• [The task]: Can you rewrite the lines below as a numbered list, skipping any blank lines and leaving the pictures out of your answer?

• [Provided data]:
--- Begin ---

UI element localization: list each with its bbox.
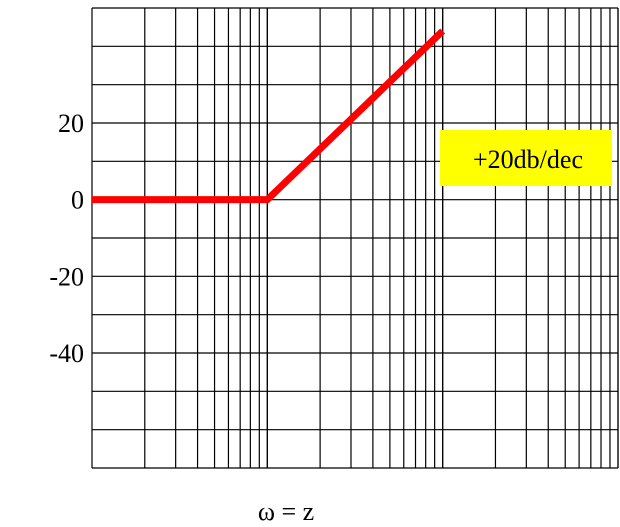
y-tick-label: 0 [71,186,84,215]
y-tick-label: 20 [58,109,84,138]
y-tick-labels: 20 0 -20 -40 [49,109,84,368]
x-axis-label: ω = z [258,497,314,526]
y-tick-label: -40 [49,339,84,368]
plot-grid [91,7,619,469]
y-tick-label: -20 [49,262,84,291]
magnitude-asymptote-line [92,28,446,204]
slope-annotation-text: +20db/dec [473,145,583,174]
slope-annotation-background [440,130,612,186]
slope-annotation: +20db/dec [440,130,612,186]
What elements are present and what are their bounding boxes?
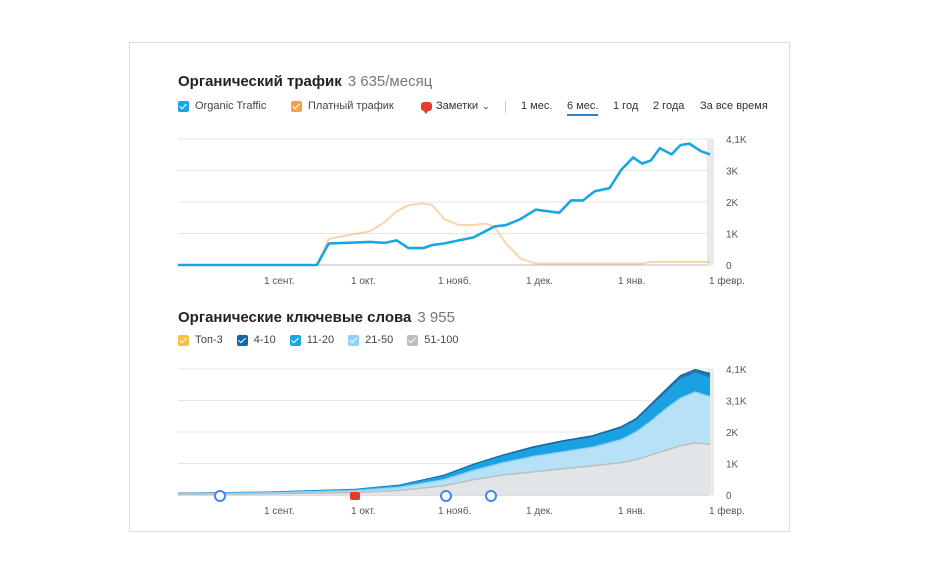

--- End ---

• [Output below]:
1. UI element localization: list each with its bbox.
2. y-tick-label: 0 [71,186,84,215]
3. y-tick-label: 20 [58,109,84,138]
4. y-tick-labels: 20 0 -20 -40 [49,109,84,368]
5. x-axis-label: ω = z [258,497,314,526]
6. y-tick-label: -40 [49,339,84,368]
7. plot-grid [91,7,619,469]
8. y-tick-label: -20 [49,262,84,291]
9. magnitude-asymptote-line [92,28,446,204]
10. slope-annotation-text: +20db/dec [473,145,583,174]
11. slope-annotation-background [440,130,612,186]
12. slope-annotation: +20db/dec [440,130,612,186]
13. What elements are present and what are their bounding boxes?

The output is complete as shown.